● **DIRECTIVE**
Show all lines from the listing below that contain "amended".

** BEGIN **

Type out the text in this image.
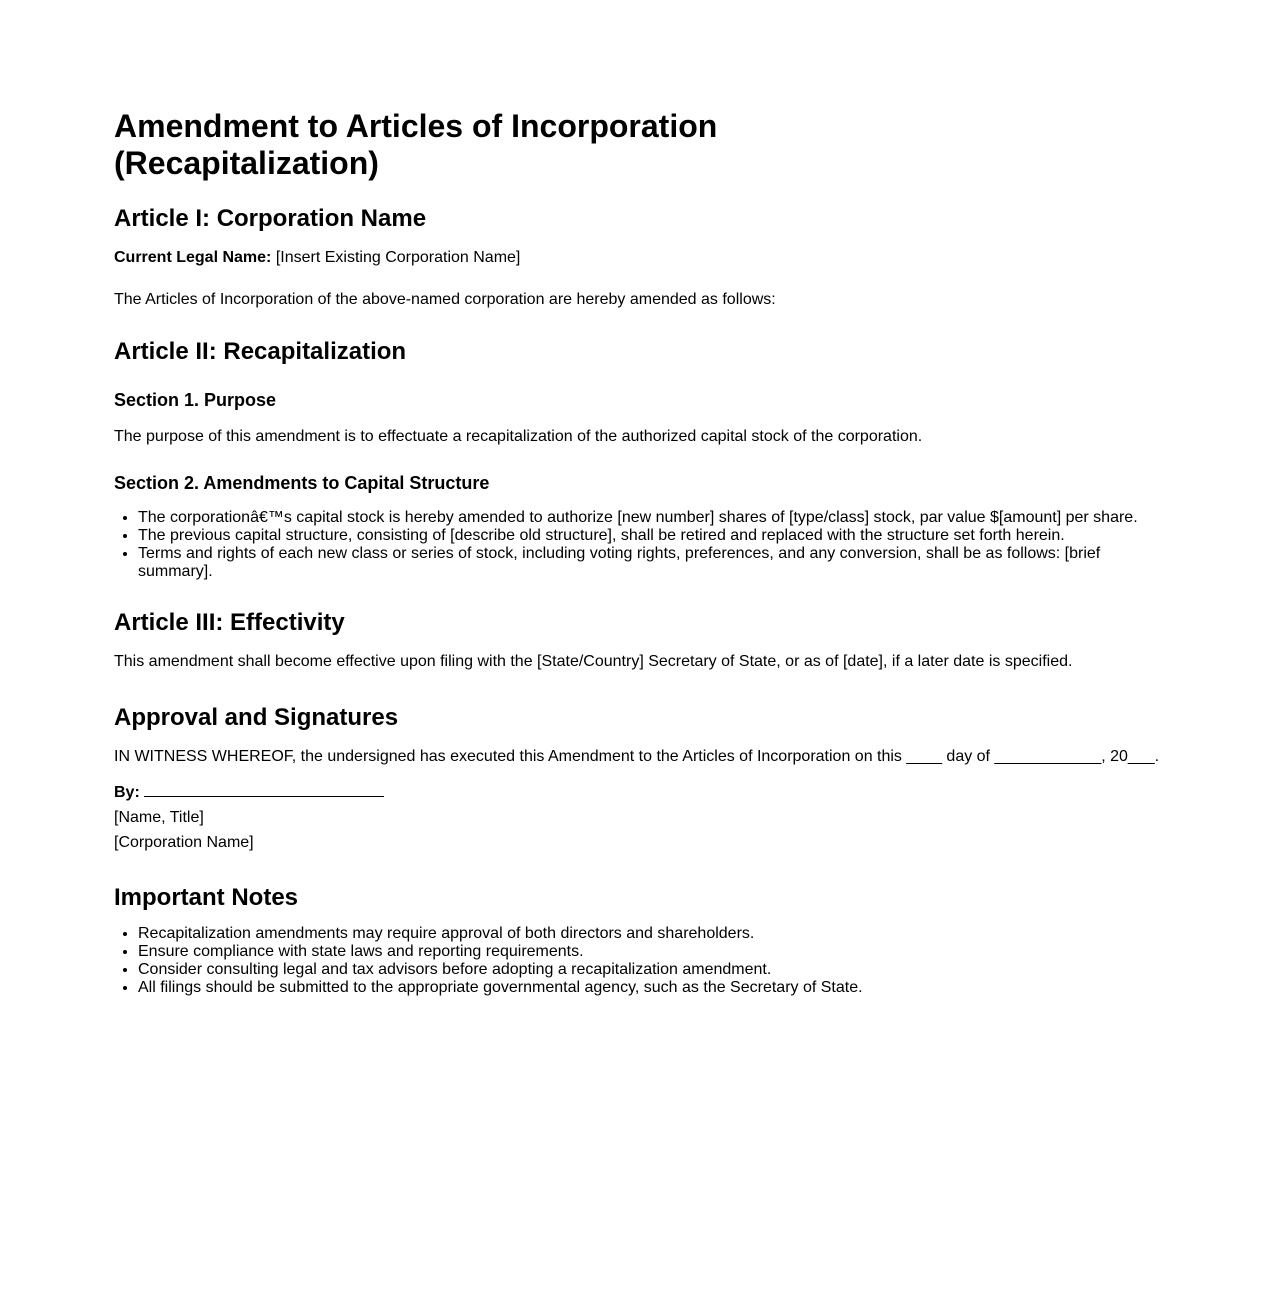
Amendment to Articles of Incorporation (Recapitalization)
Article I: Corporation Name

Current Legal Name: [Insert Existing Corporation Name]

The Articles of Incorporation of the above-named corporation are hereby amended as follows:

Article II: Recapitalization
Section 1. Purpose

The purpose of this amendment is to effectuate a recapitalization of the authorized capital stock of the corporation.

Section 2. Amendments to Capital Structure
• The corporationâ€™s capital stock is hereby amended to authorize [new number] shares of [type/class] stock, par value $[amount] per share.
• The previous capital structure, consisting of [describe old structure], shall be retired and replaced with the structure set forth herein.
• Terms and rights of each new class or series of stock, including voting rights, preferences, and any conversion, shall be as follows: [brief summary].
Article III: Effectivity

This amendment shall become effective upon filing with the [State/Country] Secretary of State, or as of [date], if a later date is specified.

Approval and Signatures

IN WITNESS WHEREOF, the undersigned has executed this Amendment to the Articles of Incorporation on this ____ day of ____________, 20___.

By:

[Name, Title]

[Corporation Name]

Important Notes
• Recapitalization amendments may require approval of both directors and shareholders.
• Ensure compliance with state laws and reporting requirements.
• Consider consulting legal and tax advisors before adopting a recapitalization amendment.
• All filings should be submitted to the appropriate governmental agency, such as the Secretary of State.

** END **

● **OUTPUT**
The Articles of Incorporation of the above-named corporation are hereby amended as follows:
• The corporationâ€™s capital stock is hereby amended to authorize [new number] shares of [type/class] stock, par value $[amount] per share.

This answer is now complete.